## START The input

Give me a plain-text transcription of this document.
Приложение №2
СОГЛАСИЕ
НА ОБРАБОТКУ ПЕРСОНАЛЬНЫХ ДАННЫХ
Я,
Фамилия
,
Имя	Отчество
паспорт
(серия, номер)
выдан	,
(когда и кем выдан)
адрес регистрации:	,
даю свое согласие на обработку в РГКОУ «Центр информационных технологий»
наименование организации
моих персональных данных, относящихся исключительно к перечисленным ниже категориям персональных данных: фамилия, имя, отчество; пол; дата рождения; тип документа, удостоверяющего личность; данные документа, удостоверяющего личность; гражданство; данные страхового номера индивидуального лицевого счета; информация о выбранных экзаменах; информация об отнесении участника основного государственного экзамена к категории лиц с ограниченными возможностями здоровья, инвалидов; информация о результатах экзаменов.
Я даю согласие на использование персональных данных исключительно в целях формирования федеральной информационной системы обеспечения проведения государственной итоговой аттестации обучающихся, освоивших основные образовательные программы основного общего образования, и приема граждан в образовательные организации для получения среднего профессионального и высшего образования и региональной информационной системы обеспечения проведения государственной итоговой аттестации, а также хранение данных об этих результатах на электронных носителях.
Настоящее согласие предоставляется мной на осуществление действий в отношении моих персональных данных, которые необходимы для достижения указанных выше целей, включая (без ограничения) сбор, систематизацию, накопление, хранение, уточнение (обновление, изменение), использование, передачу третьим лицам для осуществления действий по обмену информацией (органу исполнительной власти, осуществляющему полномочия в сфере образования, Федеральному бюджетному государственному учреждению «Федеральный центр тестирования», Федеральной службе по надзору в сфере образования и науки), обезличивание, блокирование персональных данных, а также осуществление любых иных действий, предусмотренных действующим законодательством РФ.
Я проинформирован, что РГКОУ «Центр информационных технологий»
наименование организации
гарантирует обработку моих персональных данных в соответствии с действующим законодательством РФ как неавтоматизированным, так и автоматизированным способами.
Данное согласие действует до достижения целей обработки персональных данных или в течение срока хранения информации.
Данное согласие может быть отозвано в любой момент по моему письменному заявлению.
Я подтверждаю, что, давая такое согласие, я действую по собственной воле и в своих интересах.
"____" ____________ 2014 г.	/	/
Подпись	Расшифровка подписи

## END The input

- **What this task involves**: Find the word "РГКОУ" in the data and copy out each line where it turns up.

- **Solution to this exercise**:
даю свое согласие на обработку в РГКОУ «Центр информационных технологий»
Я проинформирован, что РГКОУ «Центр информационных технологий»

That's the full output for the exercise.